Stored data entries
--- --- ---

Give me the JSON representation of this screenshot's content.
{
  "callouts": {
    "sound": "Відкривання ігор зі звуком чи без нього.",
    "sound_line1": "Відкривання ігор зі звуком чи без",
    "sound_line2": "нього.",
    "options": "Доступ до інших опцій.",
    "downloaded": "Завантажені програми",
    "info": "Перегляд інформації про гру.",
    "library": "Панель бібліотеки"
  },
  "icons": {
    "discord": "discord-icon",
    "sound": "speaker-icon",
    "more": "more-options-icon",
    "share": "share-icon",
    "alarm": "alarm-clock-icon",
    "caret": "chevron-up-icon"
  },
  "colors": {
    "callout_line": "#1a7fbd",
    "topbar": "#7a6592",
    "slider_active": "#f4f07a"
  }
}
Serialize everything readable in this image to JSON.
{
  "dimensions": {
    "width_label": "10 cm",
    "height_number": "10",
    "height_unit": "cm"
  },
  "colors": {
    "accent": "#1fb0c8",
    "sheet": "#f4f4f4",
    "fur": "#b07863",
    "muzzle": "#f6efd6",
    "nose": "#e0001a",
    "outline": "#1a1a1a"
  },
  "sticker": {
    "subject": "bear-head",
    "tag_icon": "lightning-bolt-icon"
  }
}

--- --- ---

TASK TO CARRY OUT: Exactly reproduce every line found in the records.

TASK RESPONSE:
Give me the JSON representation of this screenshot's content.
{
  "callouts": {
    "sound": "Відкривання ігор зі звуком чи без нього.",
    "sound_line1": "Відкривання ігор зі звуком чи без",
    "sound_line2": "нього.",
    "options": "Доступ до інших опцій.",
    "downloaded": "Завантажені програми",
    "info": "Перегляд інформації про гру.",
    "library": "Панель бібліотеки"
  },
  "icons": {
    "discord": "discord-icon",
    "sound": "speaker-icon",
    "more": "more-options-icon",
    "share": "share-icon",
    "alarm": "alarm-clock-icon",
    "caret": "chevron-up-icon"
  },
  "colors": {
    "callout_line": "#1a7fbd",
    "topbar": "#7a6592",
    "slider_active": "#f4f07a"
  }
}
Serialize everything readable in this image to JSON.
{
  "dimensions": {
    "width_label": "10 cm",
    "height_number": "10",
    "height_unit": "cm"
  },
  "colors": {
    "accent": "#1fb0c8",
    "sheet": "#f4f4f4",
    "fur": "#b07863",
    "muzzle": "#f6efd6",
    "nose": "#e0001a",
    "outline": "#1a1a1a"
  },
  "sticker": {
    "subject": "bear-head",
    "tag_icon": "lightning-bolt-icon"
  }
}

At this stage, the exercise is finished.